И раньше делались мне предложения на перемещение в Скит Оптиной Пустыни: предлагали мне помещение в келье корпуса Федора Захаровича Ключарева и затем в корпусе, выстроенном графом Александром Петровичем Толстым для отца Климента Зедергольма. Но при всех скорбях моих и воздвигаемых на меня врагом нашего спасения гонениях у меня не было желания оставить колыбель моего иночества — всегда звучал мне тайный голос в сердце моем: «в терпении вашем стяжите души ваша». И положил я сердцу моему обет — не иначе оставить избранное мною от начала и предуказанное мне место, как только если меня будут гнать, как негодяя, силою власти, по слову Спасителя: «аще гонят вас во граде, бегайте в другий».
И бывало мне до нестерпимости тяжело в моем монастыре, и мог бы я в предотвращение скорбей и в воздаяние моим гонителям пресечь им их злохудожество непосредственным обращением к митрополиту Московскому Филарету, к которому я имел доступ, но я обращался только к молитве, прося Господа и Пречистую просветить сердца моих гонителей светом благоразумия, воеже творити Святую волю Его и их молитвами помиловать и меня грешного. И батюшка Амвросий, старец моей великий, тоже все советовал мне терпеть и предаться воле Божией, не открывая наготы братьев моих, чтобы не нанести удара монашеству, и без того уже ненавидимому «умниками» века — либералами, реформаторами, вольнодумцами и нигилистами. И я терпел и молчал, пока не исполнился час воли Божией и сам батюшка Амвросий не вызвал меня под благодатную сень великой из великих Оптиной Пустыни.
Но мне что-то долго не высылали билета из консистории, и «уны во мне сердце мое, и смятеся дух мой», и не было в моем сердце такого уныния за всю мою многогрешную жизнь. В таких безотрадных мыслях, чувствуя, как непомерной тяжестью навалилась на грудь мою безысходная тоска, лежал я на койке в сырой и холодной своей келье при закрытых дверях и спущенных занавесках, и вдруг — о Господи! — отворилась дверь моей кельи, и в келью вошла Сама Преблагословенная Дева Матерь Господа нашего Иисуса Христа, держа Предвечного Младенца на Своих пречистых руках; и в ручках Младенца была виноградная кисть. И протянул мне, окаянному, Младенец ручку Свою с виноградной кистью. А сзади Пречистой вошли святые мученицы; но сколько их было, мне за Царицей Небесной не было видно; и у всех у них были в руках небольшие кресты и высокие, зеленые ветви, наподобие осоки. И сказала мне Преблагословенная словеса Свои сладости неизреченной:
— А вот, мы пришли навестить тебя!

★ ★ ★ ★ ★ ★ ★

» Список заданий:
- 1) Кто, согласно фрагменту, выстроил корпус для отца Климента Зедергольма?
- 2) Перескажите короче абзац фрагмента, который начинается словами «И бывало мне до нестерпимости тяжело», сохранив его главные факты.
- 3) Перепечатайте из фрагмента отрывок, который начинается со слов «И бывало мне» и заканчивается словами «великих Оптиной Пустыни.».

» Извлечённые данные:
★ ★ ★ ★ ★ ★ ★

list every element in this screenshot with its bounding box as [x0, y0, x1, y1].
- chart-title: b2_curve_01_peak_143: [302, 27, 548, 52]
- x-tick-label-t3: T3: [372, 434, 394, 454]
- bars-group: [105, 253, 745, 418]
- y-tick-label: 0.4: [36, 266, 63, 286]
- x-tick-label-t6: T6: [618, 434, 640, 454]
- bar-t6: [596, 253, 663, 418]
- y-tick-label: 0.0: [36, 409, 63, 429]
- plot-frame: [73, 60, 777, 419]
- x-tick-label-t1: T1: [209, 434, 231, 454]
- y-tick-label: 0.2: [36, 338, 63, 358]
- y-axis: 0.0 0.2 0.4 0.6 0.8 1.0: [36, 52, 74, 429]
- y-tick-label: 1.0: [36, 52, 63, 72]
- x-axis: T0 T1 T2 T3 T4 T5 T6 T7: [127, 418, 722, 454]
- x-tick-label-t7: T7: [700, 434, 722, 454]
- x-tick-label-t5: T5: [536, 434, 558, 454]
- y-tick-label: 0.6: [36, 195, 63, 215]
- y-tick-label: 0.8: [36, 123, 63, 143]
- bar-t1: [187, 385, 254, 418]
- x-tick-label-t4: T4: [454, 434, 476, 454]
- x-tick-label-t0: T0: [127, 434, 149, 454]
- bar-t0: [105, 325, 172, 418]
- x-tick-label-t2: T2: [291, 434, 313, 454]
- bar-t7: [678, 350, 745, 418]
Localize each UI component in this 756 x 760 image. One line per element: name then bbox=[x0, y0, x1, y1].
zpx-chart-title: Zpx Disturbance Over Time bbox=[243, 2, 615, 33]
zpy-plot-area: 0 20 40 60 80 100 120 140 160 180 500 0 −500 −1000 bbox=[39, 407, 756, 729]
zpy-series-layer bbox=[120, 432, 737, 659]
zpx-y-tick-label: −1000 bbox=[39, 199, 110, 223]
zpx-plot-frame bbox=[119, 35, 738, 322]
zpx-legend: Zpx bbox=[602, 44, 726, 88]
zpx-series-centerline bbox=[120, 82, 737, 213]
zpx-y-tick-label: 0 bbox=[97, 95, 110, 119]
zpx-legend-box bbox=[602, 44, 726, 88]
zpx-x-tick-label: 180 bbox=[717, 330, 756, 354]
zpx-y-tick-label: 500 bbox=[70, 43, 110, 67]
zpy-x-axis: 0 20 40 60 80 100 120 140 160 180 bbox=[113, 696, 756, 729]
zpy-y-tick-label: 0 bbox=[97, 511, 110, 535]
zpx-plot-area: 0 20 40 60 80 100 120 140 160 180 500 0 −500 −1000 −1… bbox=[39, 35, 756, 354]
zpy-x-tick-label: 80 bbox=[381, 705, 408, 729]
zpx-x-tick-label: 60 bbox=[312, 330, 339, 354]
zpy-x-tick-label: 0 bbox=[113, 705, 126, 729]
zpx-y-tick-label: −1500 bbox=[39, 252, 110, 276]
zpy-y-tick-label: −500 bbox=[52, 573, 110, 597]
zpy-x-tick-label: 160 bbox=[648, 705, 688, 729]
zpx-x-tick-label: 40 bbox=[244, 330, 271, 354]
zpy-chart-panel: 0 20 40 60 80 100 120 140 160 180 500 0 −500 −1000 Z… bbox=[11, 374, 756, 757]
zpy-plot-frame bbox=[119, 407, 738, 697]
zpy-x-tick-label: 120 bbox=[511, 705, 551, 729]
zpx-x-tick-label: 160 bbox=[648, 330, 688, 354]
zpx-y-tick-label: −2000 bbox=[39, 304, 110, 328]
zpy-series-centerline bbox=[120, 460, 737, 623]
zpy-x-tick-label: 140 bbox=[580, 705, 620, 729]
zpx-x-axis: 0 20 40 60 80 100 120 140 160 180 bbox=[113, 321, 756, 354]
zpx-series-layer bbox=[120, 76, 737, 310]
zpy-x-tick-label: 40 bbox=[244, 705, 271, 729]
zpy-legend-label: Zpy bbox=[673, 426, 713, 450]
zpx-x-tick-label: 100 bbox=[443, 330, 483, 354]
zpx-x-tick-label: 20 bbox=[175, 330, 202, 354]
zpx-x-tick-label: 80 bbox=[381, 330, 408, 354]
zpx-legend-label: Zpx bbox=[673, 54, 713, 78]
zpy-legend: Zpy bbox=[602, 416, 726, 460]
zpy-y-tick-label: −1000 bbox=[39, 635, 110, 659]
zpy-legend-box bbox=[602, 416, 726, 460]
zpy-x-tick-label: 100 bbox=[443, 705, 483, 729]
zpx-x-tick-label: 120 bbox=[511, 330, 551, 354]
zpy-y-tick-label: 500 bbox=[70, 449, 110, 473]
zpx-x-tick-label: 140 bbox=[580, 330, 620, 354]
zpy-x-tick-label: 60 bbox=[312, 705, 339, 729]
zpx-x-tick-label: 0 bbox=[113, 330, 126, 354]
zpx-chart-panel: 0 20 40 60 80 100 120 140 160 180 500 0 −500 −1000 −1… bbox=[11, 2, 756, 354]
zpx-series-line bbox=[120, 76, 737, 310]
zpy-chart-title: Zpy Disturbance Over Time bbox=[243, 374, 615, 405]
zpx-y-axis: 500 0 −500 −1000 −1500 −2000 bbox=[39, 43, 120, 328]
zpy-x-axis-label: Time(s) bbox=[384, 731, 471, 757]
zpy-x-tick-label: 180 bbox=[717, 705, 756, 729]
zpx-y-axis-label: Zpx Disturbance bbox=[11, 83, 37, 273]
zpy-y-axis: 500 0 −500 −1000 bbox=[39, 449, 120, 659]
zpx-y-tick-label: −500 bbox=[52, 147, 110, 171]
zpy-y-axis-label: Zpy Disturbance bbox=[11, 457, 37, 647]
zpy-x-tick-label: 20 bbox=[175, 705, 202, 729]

★ ★ ★ ★ ★ ★ ★

» Ответы к заданиям:
- 1) Граф Александр Петрович Толстой.

- 2) Рассказчику бывало в монастыре нестерпимо тяжело. Он мог бы пресечь злохудожество гонителей, обратившись к митрополиту Московскому Филарету, к которому имел доступ. Вместо этого он только молился, чтобы Господь и Пречистая просветили их сердца. Старец Амвросий тоже советовал терпеть и предаться воле Божией. Он велел не открывать наготы братьев, чтобы не нанести удара монашеству, которое и так ненавидели либералы, реформаторы, вольнодумцы и нигилисты. Рассказчик терпел и молчал, пока сам Амвросий не вызвал его в Оптину Пустынь.

- 3)
И бывало мне до нестерпимости тяжело в моем монастыре, и мог бы я в предотвращение скорбей и в воздаяние моим гонителям пресечь им их злохудожество непосредственным обращением к митрополиту Московскому Филарету, к которому я имел доступ, но я обращался только к молитве, прося Господа и Пречистую просветить сердца моих гонителей светом благоразумия, воеже творити Святую волю Его и их молитвами помиловать и меня грешного. И батюшка Амвросий, старец моей великий, тоже все советовал мне терпеть и предаться воле Божией, не открывая наготы братьев моих, чтобы не нанести удара монашеству, и без того уже ненавидимому «умниками» века — либералами, реформаторами, вольнодумцами и нигилистами. И я терпел и молчал, пока не исполнился час воли Божией и сам батюшка Амвросий не вызвал меня под благодатную сень великой из великих Оптиной Пустыни.